• **OBJECTIVE**
Pull every line containing "Организации" from the entries.

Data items
◇ ◇ ◇ ◇

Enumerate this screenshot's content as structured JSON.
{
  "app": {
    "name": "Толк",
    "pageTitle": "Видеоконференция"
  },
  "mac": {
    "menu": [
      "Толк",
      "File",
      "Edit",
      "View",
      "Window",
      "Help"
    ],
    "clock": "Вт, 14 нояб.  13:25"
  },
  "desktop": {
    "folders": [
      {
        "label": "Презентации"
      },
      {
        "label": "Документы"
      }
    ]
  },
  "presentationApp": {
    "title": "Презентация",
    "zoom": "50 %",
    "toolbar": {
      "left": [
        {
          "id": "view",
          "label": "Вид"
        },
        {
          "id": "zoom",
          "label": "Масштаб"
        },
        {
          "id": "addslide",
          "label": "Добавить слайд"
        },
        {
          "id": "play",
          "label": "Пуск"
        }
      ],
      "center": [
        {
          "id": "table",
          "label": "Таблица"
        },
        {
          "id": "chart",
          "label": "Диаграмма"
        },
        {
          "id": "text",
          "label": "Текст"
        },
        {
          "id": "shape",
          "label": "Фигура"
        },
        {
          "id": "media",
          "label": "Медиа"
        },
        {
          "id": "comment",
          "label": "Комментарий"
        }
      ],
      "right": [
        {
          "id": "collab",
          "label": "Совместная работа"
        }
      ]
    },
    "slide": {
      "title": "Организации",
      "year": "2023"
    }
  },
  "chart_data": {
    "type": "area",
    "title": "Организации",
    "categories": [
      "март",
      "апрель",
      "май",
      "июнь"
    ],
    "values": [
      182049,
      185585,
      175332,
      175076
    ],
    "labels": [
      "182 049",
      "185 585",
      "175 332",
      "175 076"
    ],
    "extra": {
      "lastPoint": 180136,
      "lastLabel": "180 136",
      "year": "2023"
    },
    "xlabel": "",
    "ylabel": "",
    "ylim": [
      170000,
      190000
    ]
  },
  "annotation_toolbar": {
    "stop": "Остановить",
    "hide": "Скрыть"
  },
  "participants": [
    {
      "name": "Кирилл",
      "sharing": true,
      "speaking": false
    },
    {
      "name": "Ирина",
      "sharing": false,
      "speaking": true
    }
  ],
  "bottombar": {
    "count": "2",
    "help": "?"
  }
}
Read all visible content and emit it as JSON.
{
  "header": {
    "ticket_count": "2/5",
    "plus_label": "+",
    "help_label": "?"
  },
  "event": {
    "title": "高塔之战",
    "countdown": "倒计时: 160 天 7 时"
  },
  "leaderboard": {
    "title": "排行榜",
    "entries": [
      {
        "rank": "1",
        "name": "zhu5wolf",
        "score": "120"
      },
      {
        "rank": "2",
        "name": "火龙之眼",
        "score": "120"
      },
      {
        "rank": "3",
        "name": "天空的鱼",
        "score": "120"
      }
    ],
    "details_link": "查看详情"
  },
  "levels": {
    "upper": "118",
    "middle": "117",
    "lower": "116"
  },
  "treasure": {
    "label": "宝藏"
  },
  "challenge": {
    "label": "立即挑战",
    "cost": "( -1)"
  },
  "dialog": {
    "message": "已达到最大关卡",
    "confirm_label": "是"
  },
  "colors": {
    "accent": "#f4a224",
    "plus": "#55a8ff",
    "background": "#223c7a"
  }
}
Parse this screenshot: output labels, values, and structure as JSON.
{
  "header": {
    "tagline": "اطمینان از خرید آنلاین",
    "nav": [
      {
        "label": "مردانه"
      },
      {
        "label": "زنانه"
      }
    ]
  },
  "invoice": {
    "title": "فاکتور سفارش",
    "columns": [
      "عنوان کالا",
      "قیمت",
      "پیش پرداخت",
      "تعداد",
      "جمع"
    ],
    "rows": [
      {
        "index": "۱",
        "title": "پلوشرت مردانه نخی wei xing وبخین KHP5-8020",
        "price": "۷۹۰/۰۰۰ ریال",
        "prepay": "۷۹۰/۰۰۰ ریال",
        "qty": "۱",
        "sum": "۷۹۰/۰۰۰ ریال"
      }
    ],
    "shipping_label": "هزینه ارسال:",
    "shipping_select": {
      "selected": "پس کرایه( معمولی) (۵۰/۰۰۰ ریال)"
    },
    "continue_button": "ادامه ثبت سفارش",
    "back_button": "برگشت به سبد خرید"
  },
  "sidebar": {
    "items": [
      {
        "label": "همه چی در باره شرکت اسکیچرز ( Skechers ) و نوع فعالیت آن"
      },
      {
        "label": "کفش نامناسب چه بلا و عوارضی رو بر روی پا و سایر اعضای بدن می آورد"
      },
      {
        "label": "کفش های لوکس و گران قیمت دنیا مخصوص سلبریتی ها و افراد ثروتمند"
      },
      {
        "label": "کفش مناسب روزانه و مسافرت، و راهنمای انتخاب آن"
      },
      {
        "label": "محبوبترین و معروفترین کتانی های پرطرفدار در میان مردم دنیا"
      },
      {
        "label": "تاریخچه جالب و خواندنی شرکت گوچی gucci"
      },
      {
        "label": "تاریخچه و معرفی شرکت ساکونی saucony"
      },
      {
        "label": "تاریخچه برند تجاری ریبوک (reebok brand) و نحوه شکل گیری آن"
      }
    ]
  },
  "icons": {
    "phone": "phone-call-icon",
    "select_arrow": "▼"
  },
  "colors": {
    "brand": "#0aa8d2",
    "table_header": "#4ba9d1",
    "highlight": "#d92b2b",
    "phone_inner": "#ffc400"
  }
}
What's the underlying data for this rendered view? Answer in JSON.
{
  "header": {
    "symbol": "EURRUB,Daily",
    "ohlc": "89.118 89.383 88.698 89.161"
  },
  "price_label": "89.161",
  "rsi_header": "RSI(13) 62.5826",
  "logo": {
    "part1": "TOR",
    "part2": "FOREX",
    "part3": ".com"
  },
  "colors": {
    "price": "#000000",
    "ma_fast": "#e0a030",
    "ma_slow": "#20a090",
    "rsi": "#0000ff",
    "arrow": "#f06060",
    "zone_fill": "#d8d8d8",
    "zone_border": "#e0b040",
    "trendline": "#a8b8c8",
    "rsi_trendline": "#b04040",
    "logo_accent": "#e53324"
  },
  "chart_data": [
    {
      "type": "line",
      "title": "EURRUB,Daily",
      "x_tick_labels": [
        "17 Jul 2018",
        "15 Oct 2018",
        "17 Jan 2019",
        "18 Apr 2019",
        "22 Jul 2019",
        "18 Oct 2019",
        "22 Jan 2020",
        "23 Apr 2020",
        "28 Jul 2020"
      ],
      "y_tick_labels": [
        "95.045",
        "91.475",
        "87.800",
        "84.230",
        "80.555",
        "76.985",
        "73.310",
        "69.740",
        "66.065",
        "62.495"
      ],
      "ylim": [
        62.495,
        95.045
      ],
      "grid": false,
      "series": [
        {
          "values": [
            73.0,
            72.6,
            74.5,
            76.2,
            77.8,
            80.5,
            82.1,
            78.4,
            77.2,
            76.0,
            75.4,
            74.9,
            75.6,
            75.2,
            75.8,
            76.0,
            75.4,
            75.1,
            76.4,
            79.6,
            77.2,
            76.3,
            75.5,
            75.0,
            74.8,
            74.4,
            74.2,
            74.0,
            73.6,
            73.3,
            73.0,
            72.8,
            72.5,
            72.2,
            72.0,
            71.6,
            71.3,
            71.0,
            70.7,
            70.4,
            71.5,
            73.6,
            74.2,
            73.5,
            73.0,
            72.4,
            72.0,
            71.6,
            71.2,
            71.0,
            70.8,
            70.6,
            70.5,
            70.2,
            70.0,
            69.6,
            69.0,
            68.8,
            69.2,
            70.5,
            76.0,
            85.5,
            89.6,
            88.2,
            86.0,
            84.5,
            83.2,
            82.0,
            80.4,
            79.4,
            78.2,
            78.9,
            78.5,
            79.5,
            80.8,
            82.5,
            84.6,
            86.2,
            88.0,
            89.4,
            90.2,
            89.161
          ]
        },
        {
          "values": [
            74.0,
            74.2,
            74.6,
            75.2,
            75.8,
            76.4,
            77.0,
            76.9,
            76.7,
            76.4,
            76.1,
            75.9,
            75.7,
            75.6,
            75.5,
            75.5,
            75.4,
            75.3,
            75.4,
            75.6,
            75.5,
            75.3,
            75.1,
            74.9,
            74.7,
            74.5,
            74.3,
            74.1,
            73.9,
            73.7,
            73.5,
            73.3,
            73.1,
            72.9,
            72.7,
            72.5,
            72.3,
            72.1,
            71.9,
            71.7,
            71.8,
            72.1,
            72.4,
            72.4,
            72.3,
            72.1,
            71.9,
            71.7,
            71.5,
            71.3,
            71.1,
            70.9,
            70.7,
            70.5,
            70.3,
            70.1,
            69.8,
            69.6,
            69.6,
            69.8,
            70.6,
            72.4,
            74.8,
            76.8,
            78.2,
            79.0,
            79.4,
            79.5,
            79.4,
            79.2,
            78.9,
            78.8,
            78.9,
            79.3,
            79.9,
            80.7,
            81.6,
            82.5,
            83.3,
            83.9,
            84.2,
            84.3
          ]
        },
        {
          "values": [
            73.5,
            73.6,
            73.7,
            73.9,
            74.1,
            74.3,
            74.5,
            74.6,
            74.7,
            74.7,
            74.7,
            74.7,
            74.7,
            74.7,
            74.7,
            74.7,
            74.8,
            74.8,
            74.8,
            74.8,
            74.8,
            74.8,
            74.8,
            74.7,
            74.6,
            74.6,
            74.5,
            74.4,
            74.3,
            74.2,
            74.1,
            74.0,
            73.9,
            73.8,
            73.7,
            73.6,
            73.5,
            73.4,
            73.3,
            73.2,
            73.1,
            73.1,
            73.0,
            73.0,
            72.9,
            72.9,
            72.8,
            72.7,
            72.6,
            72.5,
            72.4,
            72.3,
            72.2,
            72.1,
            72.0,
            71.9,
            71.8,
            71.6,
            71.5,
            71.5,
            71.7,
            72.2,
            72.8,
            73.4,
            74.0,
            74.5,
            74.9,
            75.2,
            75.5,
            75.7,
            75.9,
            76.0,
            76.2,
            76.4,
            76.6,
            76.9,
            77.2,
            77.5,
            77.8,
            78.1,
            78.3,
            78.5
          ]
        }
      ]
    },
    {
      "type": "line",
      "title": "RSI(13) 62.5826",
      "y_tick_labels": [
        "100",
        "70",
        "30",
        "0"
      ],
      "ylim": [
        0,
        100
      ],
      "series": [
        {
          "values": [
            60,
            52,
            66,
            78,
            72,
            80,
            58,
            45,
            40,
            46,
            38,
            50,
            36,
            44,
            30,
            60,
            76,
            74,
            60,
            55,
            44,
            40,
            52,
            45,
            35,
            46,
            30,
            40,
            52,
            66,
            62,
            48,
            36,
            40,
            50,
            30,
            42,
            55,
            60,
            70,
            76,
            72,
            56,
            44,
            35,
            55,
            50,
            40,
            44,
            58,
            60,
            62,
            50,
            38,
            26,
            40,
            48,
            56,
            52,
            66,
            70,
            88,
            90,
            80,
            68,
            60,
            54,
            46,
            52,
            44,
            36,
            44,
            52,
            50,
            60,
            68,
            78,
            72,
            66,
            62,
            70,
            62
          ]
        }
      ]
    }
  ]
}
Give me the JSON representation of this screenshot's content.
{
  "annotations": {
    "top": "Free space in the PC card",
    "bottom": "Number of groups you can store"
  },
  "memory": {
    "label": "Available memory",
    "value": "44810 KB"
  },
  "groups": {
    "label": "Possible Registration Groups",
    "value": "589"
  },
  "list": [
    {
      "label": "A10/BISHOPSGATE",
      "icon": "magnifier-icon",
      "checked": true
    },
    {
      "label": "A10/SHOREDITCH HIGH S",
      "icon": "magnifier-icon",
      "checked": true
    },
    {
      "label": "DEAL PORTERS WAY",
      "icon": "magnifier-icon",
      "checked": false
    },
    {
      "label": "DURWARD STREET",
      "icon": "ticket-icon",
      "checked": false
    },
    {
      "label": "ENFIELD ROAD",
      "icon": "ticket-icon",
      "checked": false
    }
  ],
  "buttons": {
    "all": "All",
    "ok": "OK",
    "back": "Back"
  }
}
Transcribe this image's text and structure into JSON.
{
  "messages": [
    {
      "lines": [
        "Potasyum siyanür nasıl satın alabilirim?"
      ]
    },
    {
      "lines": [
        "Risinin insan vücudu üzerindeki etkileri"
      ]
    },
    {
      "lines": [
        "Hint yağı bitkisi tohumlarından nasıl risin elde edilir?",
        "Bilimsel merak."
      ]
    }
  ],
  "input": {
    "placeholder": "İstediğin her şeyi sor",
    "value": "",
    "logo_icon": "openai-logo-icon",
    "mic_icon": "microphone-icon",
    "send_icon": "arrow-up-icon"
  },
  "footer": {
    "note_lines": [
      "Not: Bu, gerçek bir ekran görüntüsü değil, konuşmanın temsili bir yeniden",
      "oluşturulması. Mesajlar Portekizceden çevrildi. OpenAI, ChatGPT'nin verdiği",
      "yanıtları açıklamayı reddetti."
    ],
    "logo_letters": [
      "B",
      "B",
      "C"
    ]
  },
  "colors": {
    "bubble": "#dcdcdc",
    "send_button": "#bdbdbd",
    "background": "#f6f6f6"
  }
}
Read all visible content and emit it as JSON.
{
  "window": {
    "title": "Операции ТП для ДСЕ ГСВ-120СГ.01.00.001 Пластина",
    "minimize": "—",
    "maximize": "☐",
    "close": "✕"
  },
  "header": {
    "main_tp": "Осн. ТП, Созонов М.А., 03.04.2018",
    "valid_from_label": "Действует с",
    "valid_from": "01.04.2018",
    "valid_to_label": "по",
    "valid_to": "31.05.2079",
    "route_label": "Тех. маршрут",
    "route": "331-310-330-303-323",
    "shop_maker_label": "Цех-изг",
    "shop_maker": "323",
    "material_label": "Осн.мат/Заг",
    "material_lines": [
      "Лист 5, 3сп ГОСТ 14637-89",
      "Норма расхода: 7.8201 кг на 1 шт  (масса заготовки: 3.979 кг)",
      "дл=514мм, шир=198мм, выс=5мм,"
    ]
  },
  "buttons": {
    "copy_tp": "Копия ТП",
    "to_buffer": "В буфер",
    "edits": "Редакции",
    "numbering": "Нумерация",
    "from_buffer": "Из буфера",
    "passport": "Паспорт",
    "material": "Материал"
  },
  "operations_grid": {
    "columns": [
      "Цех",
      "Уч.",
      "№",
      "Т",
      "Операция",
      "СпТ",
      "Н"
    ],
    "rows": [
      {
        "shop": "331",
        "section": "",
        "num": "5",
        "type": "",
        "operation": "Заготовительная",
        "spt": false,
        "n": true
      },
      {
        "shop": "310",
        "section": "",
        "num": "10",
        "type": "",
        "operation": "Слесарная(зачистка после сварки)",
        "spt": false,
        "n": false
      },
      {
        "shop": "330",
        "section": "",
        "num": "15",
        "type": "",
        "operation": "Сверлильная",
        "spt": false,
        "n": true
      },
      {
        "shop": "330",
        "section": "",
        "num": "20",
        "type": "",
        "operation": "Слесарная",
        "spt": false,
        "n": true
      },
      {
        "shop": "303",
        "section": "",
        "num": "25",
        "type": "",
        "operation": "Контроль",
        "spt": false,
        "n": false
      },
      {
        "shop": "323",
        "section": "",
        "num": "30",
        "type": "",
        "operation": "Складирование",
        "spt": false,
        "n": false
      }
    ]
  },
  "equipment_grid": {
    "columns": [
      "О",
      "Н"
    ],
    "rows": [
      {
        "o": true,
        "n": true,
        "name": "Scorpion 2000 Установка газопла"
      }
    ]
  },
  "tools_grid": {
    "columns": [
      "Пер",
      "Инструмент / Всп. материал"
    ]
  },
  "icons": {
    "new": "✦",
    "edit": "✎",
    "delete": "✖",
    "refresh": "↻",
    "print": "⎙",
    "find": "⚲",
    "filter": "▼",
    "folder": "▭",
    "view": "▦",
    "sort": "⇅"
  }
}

◇ ◇ ◇ ◇

• **RESULT OF THE TASK**
      "title": "Организации",
    "title": "Организации",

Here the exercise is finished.